Exercise brief
Print the lines starting from the beginning of the records and ending with the line containing "coverage-cell: [177, 196, 183, 202]", including both.
########################################
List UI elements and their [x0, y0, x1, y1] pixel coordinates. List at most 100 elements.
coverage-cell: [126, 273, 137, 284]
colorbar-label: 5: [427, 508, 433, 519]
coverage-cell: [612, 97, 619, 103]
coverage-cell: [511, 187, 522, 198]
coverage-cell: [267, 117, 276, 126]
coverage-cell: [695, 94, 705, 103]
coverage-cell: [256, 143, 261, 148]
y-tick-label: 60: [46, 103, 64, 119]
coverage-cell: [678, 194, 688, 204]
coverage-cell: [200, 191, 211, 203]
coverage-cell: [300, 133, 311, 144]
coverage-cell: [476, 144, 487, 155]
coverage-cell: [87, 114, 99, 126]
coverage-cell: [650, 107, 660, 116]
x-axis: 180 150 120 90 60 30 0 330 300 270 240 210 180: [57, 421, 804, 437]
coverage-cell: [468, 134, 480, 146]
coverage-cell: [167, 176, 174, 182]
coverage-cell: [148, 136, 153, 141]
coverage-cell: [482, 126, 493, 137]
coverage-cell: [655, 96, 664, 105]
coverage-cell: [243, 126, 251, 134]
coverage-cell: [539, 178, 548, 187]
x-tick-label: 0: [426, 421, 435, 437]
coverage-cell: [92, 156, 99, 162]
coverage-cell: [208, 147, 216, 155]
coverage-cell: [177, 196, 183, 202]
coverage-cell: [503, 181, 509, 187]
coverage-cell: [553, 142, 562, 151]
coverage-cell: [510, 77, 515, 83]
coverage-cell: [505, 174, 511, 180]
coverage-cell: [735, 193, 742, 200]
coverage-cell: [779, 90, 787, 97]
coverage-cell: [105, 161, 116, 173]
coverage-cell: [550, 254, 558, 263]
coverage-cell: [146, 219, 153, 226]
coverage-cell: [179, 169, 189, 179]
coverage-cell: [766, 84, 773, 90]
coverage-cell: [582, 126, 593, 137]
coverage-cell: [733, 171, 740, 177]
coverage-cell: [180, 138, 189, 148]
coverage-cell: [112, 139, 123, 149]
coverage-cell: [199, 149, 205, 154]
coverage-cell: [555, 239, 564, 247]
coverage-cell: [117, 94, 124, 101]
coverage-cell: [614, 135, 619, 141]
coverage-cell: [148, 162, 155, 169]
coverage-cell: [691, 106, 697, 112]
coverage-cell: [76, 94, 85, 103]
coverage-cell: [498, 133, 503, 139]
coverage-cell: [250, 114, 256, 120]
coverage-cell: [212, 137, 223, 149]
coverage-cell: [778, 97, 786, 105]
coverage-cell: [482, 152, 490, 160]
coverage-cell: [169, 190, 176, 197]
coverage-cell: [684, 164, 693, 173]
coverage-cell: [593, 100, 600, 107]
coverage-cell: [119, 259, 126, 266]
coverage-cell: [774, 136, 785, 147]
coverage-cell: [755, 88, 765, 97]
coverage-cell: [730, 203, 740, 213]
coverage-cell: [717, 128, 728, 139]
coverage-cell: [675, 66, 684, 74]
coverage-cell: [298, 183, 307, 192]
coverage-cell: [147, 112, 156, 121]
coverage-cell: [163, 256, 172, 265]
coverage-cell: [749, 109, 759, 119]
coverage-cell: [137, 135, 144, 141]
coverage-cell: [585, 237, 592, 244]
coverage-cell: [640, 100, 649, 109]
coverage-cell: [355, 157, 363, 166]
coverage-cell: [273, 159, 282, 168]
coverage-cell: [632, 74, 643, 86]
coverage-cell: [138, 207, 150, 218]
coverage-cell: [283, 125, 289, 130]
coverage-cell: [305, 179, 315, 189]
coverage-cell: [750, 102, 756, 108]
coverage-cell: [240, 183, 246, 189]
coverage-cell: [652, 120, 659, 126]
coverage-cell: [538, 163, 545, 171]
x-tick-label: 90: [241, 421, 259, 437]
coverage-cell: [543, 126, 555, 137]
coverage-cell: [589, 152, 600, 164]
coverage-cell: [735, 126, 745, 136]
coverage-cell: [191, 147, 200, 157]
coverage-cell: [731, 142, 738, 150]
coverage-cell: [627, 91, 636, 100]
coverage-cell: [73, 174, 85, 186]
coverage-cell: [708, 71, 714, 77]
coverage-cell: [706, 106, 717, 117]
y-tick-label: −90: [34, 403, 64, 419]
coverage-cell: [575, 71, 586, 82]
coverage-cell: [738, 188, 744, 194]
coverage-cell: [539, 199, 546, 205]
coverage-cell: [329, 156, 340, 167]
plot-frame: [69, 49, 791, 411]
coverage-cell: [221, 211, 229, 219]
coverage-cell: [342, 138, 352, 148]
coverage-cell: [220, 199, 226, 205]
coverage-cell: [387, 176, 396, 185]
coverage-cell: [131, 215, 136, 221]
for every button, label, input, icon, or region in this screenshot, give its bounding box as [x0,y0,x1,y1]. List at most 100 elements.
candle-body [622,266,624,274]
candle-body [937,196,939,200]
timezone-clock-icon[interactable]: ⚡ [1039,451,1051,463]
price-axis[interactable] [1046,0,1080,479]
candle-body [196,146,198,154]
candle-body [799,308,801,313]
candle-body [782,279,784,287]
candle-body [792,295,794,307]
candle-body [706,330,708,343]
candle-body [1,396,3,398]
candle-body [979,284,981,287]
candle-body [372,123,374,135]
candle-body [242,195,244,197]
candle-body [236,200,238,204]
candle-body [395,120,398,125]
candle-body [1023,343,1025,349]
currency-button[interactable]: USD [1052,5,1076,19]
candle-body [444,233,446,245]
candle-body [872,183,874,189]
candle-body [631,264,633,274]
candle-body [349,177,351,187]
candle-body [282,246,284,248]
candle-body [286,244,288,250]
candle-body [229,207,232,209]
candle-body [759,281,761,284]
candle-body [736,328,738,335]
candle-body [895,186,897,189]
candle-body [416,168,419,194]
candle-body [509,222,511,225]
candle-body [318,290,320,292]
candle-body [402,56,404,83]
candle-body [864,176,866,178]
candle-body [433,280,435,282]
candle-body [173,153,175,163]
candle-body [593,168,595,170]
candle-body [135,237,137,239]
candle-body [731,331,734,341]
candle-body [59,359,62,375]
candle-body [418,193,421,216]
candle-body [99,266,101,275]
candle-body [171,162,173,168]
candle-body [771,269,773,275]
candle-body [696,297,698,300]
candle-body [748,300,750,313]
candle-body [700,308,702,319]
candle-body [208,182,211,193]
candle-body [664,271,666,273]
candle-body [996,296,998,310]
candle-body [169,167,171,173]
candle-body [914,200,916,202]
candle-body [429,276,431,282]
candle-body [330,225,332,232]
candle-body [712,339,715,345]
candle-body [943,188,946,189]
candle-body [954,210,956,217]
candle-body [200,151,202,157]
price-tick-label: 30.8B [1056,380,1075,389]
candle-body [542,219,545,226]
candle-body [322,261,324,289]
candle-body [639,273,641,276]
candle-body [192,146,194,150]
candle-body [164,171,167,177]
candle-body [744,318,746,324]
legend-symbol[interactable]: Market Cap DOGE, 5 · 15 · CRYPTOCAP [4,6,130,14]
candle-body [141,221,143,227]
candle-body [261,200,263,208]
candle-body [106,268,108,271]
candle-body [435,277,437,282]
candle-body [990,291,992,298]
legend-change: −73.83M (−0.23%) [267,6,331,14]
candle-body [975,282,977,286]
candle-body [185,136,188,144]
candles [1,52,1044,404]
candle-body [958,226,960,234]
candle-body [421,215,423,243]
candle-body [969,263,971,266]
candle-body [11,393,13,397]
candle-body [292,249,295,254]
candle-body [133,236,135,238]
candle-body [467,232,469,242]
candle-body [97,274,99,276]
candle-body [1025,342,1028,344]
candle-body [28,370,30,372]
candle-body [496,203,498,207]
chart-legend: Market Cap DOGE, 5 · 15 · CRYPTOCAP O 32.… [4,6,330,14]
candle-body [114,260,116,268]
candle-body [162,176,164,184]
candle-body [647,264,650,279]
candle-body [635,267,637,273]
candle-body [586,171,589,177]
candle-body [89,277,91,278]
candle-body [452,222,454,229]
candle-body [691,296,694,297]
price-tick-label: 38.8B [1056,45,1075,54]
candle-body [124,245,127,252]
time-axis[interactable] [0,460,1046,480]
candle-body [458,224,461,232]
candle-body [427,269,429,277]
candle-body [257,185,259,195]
########################################
Result
List UI elements and their [x0, y0, x1, y1] pixel coordinates. List at most 100 elements.
coverage-cell: [126, 273, 137, 284]
colorbar-label: 5: [427, 508, 433, 519]
coverage-cell: [612, 97, 619, 103]
coverage-cell: [511, 187, 522, 198]
coverage-cell: [267, 117, 276, 126]
coverage-cell: [695, 94, 705, 103]
coverage-cell: [256, 143, 261, 148]
y-tick-label: 60: [46, 103, 64, 119]
coverage-cell: [678, 194, 688, 204]
coverage-cell: [200, 191, 211, 203]
coverage-cell: [300, 133, 311, 144]
coverage-cell: [476, 144, 487, 155]
coverage-cell: [87, 114, 99, 126]
coverage-cell: [650, 107, 660, 116]
x-axis: 180 150 120 90 60 30 0 330 300 270 240 210 180: [57, 421, 804, 437]
coverage-cell: [468, 134, 480, 146]
coverage-cell: [167, 176, 174, 182]
coverage-cell: [148, 136, 153, 141]
coverage-cell: [482, 126, 493, 137]
coverage-cell: [655, 96, 664, 105]
coverage-cell: [243, 126, 251, 134]
coverage-cell: [539, 178, 548, 187]
x-tick-label: 0: [426, 421, 435, 437]
coverage-cell: [92, 156, 99, 162]
coverage-cell: [208, 147, 216, 155]
coverage-cell: [177, 196, 183, 202]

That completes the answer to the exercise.